-- Start Data extract --
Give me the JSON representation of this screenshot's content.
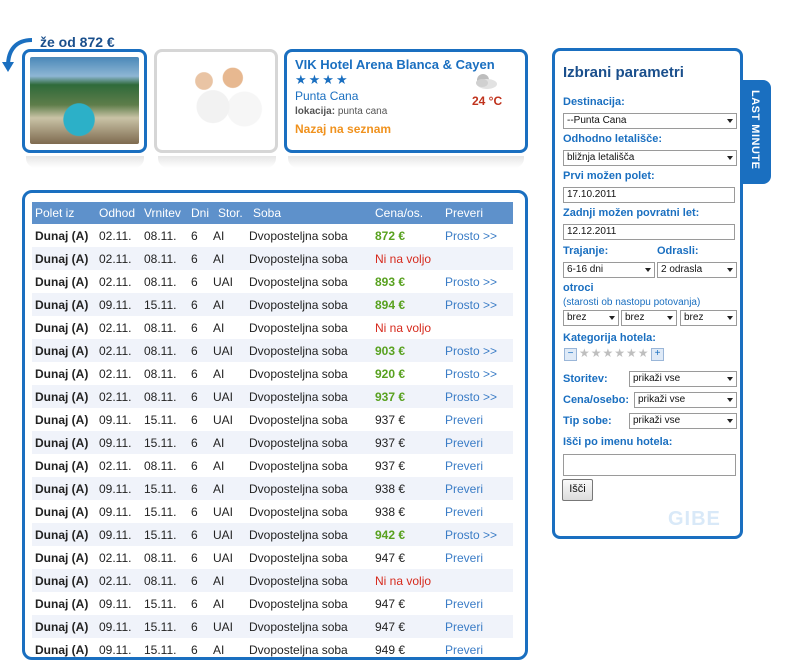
{
  "teaser": {
    "text": "že od 872 €"
  },
  "hotel": {
    "name": "VIK Hotel Arena Blanca & Cayen",
    "stars": "★★★★",
    "city": "Punta Cana",
    "location_label": "lokacija:",
    "location_value": "punta cana",
    "back_link": "Nazaj na seznam",
    "temperature": "24 °C"
  },
  "table": {
    "headers": [
      "Polet iz",
      "Odhod",
      "Vrnitev",
      "Dni",
      "Stor.",
      "Soba",
      "Cena/os.",
      "Preveri"
    ],
    "rows": [
      {
        "from": "Dunaj (A)",
        "dep": "02.11.",
        "ret": "08.11.",
        "days": "6",
        "svc": "AI",
        "room": "Dvoposteljna soba",
        "price": "872 €",
        "pclass": "green",
        "action": "Prosto >>"
      },
      {
        "from": "Dunaj (A)",
        "dep": "02.11.",
        "ret": "08.11.",
        "days": "6",
        "svc": "AI",
        "room": "Dvoposteljna soba",
        "price": "Ni na voljo",
        "pclass": "red",
        "action": ""
      },
      {
        "from": "Dunaj (A)",
        "dep": "02.11.",
        "ret": "08.11.",
        "days": "6",
        "svc": "UAI",
        "room": "Dvoposteljna soba",
        "price": "893 €",
        "pclass": "green",
        "action": "Prosto >>"
      },
      {
        "from": "Dunaj (A)",
        "dep": "09.11.",
        "ret": "15.11.",
        "days": "6",
        "svc": "AI",
        "room": "Dvoposteljna soba",
        "price": "894 €",
        "pclass": "green",
        "action": "Prosto >>"
      },
      {
        "from": "Dunaj (A)",
        "dep": "02.11.",
        "ret": "08.11.",
        "days": "6",
        "svc": "AI",
        "room": "Dvoposteljna soba",
        "price": "Ni na voljo",
        "pclass": "red",
        "action": ""
      },
      {
        "from": "Dunaj (A)",
        "dep": "02.11.",
        "ret": "08.11.",
        "days": "6",
        "svc": "UAI",
        "room": "Dvoposteljna soba",
        "price": "903 €",
        "pclass": "green",
        "action": "Prosto >>"
      },
      {
        "from": "Dunaj (A)",
        "dep": "02.11.",
        "ret": "08.11.",
        "days": "6",
        "svc": "AI",
        "room": "Dvoposteljna soba",
        "price": "920 €",
        "pclass": "green",
        "action": "Prosto >>"
      },
      {
        "from": "Dunaj (A)",
        "dep": "02.11.",
        "ret": "08.11.",
        "days": "6",
        "svc": "UAI",
        "room": "Dvoposteljna soba",
        "price": "937 €",
        "pclass": "green",
        "action": "Prosto >>"
      },
      {
        "from": "Dunaj (A)",
        "dep": "09.11.",
        "ret": "15.11.",
        "days": "6",
        "svc": "UAI",
        "room": "Dvoposteljna soba",
        "price": "937 €",
        "pclass": "normal",
        "action": "Preveri"
      },
      {
        "from": "Dunaj (A)",
        "dep": "09.11.",
        "ret": "15.11.",
        "days": "6",
        "svc": "AI",
        "room": "Dvoposteljna soba",
        "price": "937 €",
        "pclass": "normal",
        "action": "Preveri"
      },
      {
        "from": "Dunaj (A)",
        "dep": "02.11.",
        "ret": "08.11.",
        "days": "6",
        "svc": "AI",
        "room": "Dvoposteljna soba",
        "price": "937 €",
        "pclass": "normal",
        "action": "Preveri"
      },
      {
        "from": "Dunaj (A)",
        "dep": "09.11.",
        "ret": "15.11.",
        "days": "6",
        "svc": "AI",
        "room": "Dvoposteljna soba",
        "price": "938 €",
        "pclass": "normal",
        "action": "Preveri"
      },
      {
        "from": "Dunaj (A)",
        "dep": "09.11.",
        "ret": "15.11.",
        "days": "6",
        "svc": "UAI",
        "room": "Dvoposteljna soba",
        "price": "938 €",
        "pclass": "normal",
        "action": "Preveri"
      },
      {
        "from": "Dunaj (A)",
        "dep": "09.11.",
        "ret": "15.11.",
        "days": "6",
        "svc": "UAI",
        "room": "Dvoposteljna soba",
        "price": "942 €",
        "pclass": "green",
        "action": "Prosto >>"
      },
      {
        "from": "Dunaj (A)",
        "dep": "02.11.",
        "ret": "08.11.",
        "days": "6",
        "svc": "UAI",
        "room": "Dvoposteljna soba",
        "price": "947 €",
        "pclass": "normal",
        "action": "Preveri"
      },
      {
        "from": "Dunaj (A)",
        "dep": "02.11.",
        "ret": "08.11.",
        "days": "6",
        "svc": "AI",
        "room": "Dvoposteljna soba",
        "price": "Ni na voljo",
        "pclass": "red",
        "action": ""
      },
      {
        "from": "Dunaj (A)",
        "dep": "09.11.",
        "ret": "15.11.",
        "days": "6",
        "svc": "AI",
        "room": "Dvoposteljna soba",
        "price": "947 €",
        "pclass": "normal",
        "action": "Preveri"
      },
      {
        "from": "Dunaj (A)",
        "dep": "09.11.",
        "ret": "15.11.",
        "days": "6",
        "svc": "UAI",
        "room": "Dvoposteljna soba",
        "price": "947 €",
        "pclass": "normal",
        "action": "Preveri"
      },
      {
        "from": "Dunaj (A)",
        "dep": "09.11.",
        "ret": "15.11.",
        "days": "6",
        "svc": "AI",
        "room": "Dvoposteljna soba",
        "price": "949 €",
        "pclass": "normal",
        "action": "Preveri"
      }
    ]
  },
  "sidebar": {
    "title": "Izbrani parametri",
    "destination_label": "Destinacija:",
    "destination_value": "--Punta Cana",
    "airport_label": "Odhodno letališče:",
    "airport_value": "bližnja letališča",
    "first_flight_label": "Prvi možen polet:",
    "first_flight_value": "17.10.2011",
    "last_return_label": "Zadnji možen povratni let:",
    "last_return_value": "12.12.2011",
    "duration_label": "Trajanje:",
    "duration_value": "6-16 dni",
    "adults_label": "Odrasli:",
    "adults_value": "2 odrasla",
    "children_label": "otroci",
    "children_hint": "(starosti ob nastopu potovanja)",
    "child1": "brez",
    "child2": "brez",
    "child3": "brez",
    "category_label": "Kategorija hotela:",
    "category_stars": "★★★★★★",
    "services_label": "Storitev:",
    "services_value": "prikaži vse",
    "price_label": "Cena/osebo:",
    "price_value": "prikaži vse",
    "room_label": "Tip sobe:",
    "room_value": "prikaži vse",
    "hotel_search_label": "Išči po imenu hotela:",
    "hotel_search_value": "",
    "search_button": "Išči",
    "watermark": "GIBE"
  },
  "last_minute": {
    "label": "LAST MINUTE"
  },
  "colors": {
    "accent": "#1a6fc0",
    "header": "#5e91cb",
    "available": "#58a11f",
    "unavailable": "#d62a1d",
    "back_link": "#f0921e"
  }
}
-- End Data extract --
■ Objective
Extract the full listing exactly, with the pictures left out.

■ Exercise solution
Give me the JSON representation of this screenshot's content.
{
  "teaser": {
    "text": "že od 872 €"
  },
  "hotel": {
    "name": "VIK Hotel Arena Blanca & Cayen",
    "stars": "★★★★",
    "city": "Punta Cana",
    "location_label": "lokacija:",
    "location_value": "punta cana",
    "back_link": "Nazaj na seznam",
    "temperature": "24 °C"
  },
  "table": {
    "headers": [
      "Polet iz",
      "Odhod",
      "Vrnitev",
      "Dni",
      "Stor.",
      "Soba",
      "Cena/os.",
      "Preveri"
    ],
    "rows": [
      {
        "from": "Dunaj (A)",
        "dep": "02.11.",
        "ret": "08.11.",
        "days": "6",
        "svc": "AI",
        "room": "Dvoposteljna soba",
        "price": "872 €",
        "pclass": "green",
        "action": "Prosto >>"
      },
      {
        "from": "Dunaj (A)",
        "dep": "02.11.",
        "ret": "08.11.",
        "days": "6",
        "svc": "AI",
        "room": "Dvoposteljna soba",
        "price": "Ni na voljo",
        "pclass": "red",
        "action": ""
      },
      {
        "from": "Dunaj (A)",
        "dep": "02.11.",
        "ret": "08.11.",
        "days": "6",
        "svc": "UAI",
        "room": "Dvoposteljna soba",
        "price": "893 €",
        "pclass": "green",
        "action": "Prosto >>"
      },
      {
        "from": "Dunaj (A)",
        "dep": "09.11.",
        "ret": "15.11.",
        "days": "6",
        "svc": "AI",
        "room": "Dvoposteljna soba",
        "price": "894 €",
        "pclass": "green",
        "action": "Prosto >>"
      },
      {
        "from": "Dunaj (A)",
        "dep": "02.11.",
        "ret": "08.11.",
        "days": "6",
        "svc": "AI",
        "room": "Dvoposteljna soba",
        "price": "Ni na voljo",
        "pclass": "red",
        "action": ""
      },
      {
        "from": "Dunaj (A)",
        "dep": "02.11.",
        "ret": "08.11.",
        "days": "6",
        "svc": "UAI",
        "room": "Dvoposteljna soba",
        "price": "903 €",
        "pclass": "green",
        "action": "Prosto >>"
      },
      {
        "from": "Dunaj (A)",
        "dep": "02.11.",
        "ret": "08.11.",
        "days": "6",
        "svc": "AI",
        "room": "Dvoposteljna soba",
        "price": "920 €",
        "pclass": "green",
        "action": "Prosto >>"
      },
      {
        "from": "Dunaj (A)",
        "dep": "02.11.",
        "ret": "08.11.",
        "days": "6",
        "svc": "UAI",
        "room": "Dvoposteljna soba",
        "price": "937 €",
        "pclass": "green",
        "action": "Prosto >>"
      },
      {
        "from": "Dunaj (A)",
        "dep": "09.11.",
        "ret": "15.11.",
        "days": "6",
        "svc": "UAI",
        "room": "Dvoposteljna soba",
        "price": "937 €",
        "pclass": "normal",
        "action": "Preveri"
      },
      {
        "from": "Dunaj (A)",
        "dep": "09.11.",
        "ret": "15.11.",
        "days": "6",
        "svc": "AI",
        "room": "Dvoposteljna soba",
        "price": "937 €",
        "pclass": "normal",
        "action": "Preveri"
      },
      {
        "from": "Dunaj (A)",
        "dep": "02.11.",
        "ret": "08.11.",
        "days": "6",
        "svc": "AI",
        "room": "Dvoposteljna soba",
        "price": "937 €",
        "pclass": "normal",
        "action": "Preveri"
      },
      {
        "from": "Dunaj (A)",
        "dep": "09.11.",
        "ret": "15.11.",
        "days": "6",
        "svc": "AI",
        "room": "Dvoposteljna soba",
        "price": "938 €",
        "pclass": "normal",
        "action": "Preveri"
      },
      {
        "from": "Dunaj (A)",
        "dep": "09.11.",
        "ret": "15.11.",
        "days": "6",
        "svc": "UAI",
        "room": "Dvoposteljna soba",
        "price": "938 €",
        "pclass": "normal",
        "action": "Preveri"
      },
      {
        "from": "Dunaj (A)",
        "dep": "09.11.",
        "ret": "15.11.",
        "days": "6",
        "svc": "UAI",
        "room": "Dvoposteljna soba",
        "price": "942 €",
        "pclass": "green",
        "action": "Prosto >>"
      },
      {
        "from": "Dunaj (A)",
        "dep": "02.11.",
        "ret": "08.11.",
        "days": "6",
        "svc": "UAI",
        "room": "Dvoposteljna soba",
        "price": "947 €",
        "pclass": "normal",
        "action": "Preveri"
      },
      {
        "from": "Dunaj (A)",
        "dep": "02.11.",
        "ret": "08.11.",
        "days": "6",
        "svc": "AI",
        "room": "Dvoposteljna soba",
        "price": "Ni na voljo",
        "pclass": "red",
        "action": ""
      },
      {
        "from": "Dunaj (A)",
        "dep": "09.11.",
        "ret": "15.11.",
        "days": "6",
        "svc": "AI",
        "room": "Dvoposteljna soba",
        "price": "947 €",
        "pclass": "normal",
        "action": "Preveri"
      },
      {
        "from": "Dunaj (A)",
        "dep": "09.11.",
        "ret": "15.11.",
        "days": "6",
        "svc": "UAI",
        "room": "Dvoposteljna soba",
        "price": "947 €",
        "pclass": "normal",
        "action": "Preveri"
      },
      {
        "from": "Dunaj (A)",
        "dep": "09.11.",
        "ret": "15.11.",
        "days": "6",
        "svc": "AI",
        "room": "Dvoposteljna soba",
        "price": "949 €",
        "pclass": "normal",
        "action": "Preveri"
      }
    ]
  },
  "sidebar": {
    "title": "Izbrani parametri",
    "destination_label": "Destinacija:",
    "destination_value": "--Punta Cana",
    "airport_label": "Odhodno letališče:",
    "airport_value": "bližnja letališča",
    "first_flight_label": "Prvi možen polet:",
    "first_flight_value": "17.10.2011",
    "last_return_label": "Zadnji možen povratni let:",
    "last_return_value": "12.12.2011",
    "duration_label": "Trajanje:",
    "duration_value": "6-16 dni",
    "adults_label": "Odrasli:",
    "adults_value": "2 odrasla",
    "children_label": "otroci",
    "children_hint": "(starosti ob nastopu potovanja)",
    "child1": "brez",
    "child2": "brez",
    "child3": "brez",
    "category_label": "Kategorija hotela:",
    "category_stars": "★★★★★★",
    "services_label": "Storitev:",
    "services_value": "prikaži vse",
    "price_label": "Cena/osebo:",
    "price_value": "prikaži vse",
    "room_label": "Tip sobe:",
    "room_value": "prikaži vse",
    "hotel_search_label": "Išči po imenu hotela:",
    "hotel_search_value": "",
    "search_button": "Išči",
    "watermark": "GIBE"
  },
  "last_minute": {
    "label": "LAST MINUTE"
  },
  "colors": {
    "accent": "#1a6fc0",
    "header": "#5e91cb",
    "available": "#58a11f",
    "unavailable": "#d62a1d",
    "back_link": "#f0921e"
  }
}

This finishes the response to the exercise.